* Excerpts from a figure dataset *
▼
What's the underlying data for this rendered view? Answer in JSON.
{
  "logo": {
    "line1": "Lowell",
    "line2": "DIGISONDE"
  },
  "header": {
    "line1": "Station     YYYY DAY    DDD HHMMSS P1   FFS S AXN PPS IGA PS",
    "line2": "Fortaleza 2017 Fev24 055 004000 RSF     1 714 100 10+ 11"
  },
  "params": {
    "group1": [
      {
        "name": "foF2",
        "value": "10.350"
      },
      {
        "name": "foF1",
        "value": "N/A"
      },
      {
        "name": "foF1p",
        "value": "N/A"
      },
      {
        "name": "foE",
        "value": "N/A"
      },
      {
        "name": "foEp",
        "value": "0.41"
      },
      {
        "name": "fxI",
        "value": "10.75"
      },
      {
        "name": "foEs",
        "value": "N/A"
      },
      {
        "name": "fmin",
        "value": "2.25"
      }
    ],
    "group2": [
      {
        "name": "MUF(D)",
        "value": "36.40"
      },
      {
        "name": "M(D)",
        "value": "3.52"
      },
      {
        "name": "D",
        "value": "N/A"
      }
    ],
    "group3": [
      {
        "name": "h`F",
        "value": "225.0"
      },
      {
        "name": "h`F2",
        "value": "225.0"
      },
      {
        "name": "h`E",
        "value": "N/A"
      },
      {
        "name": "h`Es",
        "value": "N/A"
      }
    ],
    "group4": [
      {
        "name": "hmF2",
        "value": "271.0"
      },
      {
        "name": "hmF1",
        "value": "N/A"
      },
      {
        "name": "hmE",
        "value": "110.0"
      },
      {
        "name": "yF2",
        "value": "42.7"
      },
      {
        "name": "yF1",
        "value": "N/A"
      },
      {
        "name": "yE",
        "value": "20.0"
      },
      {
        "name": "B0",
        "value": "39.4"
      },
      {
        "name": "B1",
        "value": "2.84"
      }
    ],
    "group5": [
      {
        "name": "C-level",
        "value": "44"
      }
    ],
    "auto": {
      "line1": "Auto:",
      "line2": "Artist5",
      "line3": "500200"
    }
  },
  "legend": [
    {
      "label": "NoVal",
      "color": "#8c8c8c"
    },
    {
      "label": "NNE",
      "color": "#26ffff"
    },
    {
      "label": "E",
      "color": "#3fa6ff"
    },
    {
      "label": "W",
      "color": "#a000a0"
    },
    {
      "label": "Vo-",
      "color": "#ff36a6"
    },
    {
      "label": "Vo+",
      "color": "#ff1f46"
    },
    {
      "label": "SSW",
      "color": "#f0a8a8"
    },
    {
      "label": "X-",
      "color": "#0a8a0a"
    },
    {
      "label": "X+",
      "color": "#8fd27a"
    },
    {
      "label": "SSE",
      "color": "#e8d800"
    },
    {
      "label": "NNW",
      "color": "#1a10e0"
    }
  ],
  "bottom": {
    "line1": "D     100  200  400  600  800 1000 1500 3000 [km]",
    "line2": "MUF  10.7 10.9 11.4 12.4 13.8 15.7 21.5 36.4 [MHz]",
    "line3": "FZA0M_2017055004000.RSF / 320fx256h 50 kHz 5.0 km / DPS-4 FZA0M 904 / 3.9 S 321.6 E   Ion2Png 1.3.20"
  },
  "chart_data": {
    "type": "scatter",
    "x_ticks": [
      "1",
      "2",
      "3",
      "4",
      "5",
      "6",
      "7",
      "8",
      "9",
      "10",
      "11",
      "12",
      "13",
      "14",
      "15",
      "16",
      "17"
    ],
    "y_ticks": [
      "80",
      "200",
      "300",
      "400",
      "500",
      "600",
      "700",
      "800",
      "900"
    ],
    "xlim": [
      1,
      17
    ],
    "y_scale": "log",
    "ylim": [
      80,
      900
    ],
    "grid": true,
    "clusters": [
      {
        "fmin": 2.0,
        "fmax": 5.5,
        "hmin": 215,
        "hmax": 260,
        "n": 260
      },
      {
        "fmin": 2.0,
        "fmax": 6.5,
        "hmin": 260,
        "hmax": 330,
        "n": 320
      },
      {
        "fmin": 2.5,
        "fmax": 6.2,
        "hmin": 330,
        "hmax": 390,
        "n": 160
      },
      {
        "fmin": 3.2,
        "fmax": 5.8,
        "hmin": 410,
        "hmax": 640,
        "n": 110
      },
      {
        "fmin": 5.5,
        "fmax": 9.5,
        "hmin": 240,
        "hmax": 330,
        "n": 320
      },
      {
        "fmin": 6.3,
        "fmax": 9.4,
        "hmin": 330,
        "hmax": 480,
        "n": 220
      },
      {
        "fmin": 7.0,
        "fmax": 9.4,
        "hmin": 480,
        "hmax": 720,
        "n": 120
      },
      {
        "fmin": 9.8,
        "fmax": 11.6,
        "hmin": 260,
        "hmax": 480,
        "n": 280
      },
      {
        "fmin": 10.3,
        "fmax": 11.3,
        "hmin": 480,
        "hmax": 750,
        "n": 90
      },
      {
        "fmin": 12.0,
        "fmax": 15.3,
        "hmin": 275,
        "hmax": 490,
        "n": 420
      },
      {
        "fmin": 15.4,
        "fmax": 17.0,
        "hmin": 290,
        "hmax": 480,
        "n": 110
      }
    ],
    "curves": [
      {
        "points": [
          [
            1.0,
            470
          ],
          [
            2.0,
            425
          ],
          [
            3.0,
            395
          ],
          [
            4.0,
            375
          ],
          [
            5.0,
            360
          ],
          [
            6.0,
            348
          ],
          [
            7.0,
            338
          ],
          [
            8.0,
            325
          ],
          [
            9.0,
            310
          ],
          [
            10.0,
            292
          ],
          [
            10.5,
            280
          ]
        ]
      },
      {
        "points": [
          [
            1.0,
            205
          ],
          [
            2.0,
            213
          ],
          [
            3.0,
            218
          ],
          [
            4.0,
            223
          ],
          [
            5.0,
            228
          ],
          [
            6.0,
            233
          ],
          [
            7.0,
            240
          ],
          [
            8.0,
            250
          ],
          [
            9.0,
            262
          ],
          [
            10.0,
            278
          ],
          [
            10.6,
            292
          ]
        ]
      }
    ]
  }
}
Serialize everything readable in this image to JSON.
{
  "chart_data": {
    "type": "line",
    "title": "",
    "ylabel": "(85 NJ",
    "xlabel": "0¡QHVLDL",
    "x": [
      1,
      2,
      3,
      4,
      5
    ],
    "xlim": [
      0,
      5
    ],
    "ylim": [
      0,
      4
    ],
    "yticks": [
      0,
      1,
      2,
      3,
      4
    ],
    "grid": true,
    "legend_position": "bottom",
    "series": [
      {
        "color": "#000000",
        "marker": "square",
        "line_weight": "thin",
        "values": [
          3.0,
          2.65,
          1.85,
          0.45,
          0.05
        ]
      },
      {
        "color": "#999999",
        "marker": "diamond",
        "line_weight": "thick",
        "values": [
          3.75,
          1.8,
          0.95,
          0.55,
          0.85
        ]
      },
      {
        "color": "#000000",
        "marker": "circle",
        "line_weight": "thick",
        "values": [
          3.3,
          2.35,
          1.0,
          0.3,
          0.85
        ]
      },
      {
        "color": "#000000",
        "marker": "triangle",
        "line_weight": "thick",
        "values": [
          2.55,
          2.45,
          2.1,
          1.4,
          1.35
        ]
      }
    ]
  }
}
▲
Pick out each line that holds the string "hmin".

* Answer to the task *
        "hmin": 215,
        "hmin": 260,
        "hmin": 330,
        "hmin": 410,
        "hmin": 240,
        "hmin": 330,
        "hmin": 480,
        "hmin": 260,
        "hmin": 480,
        "hmin": 275,
        "hmin": 290,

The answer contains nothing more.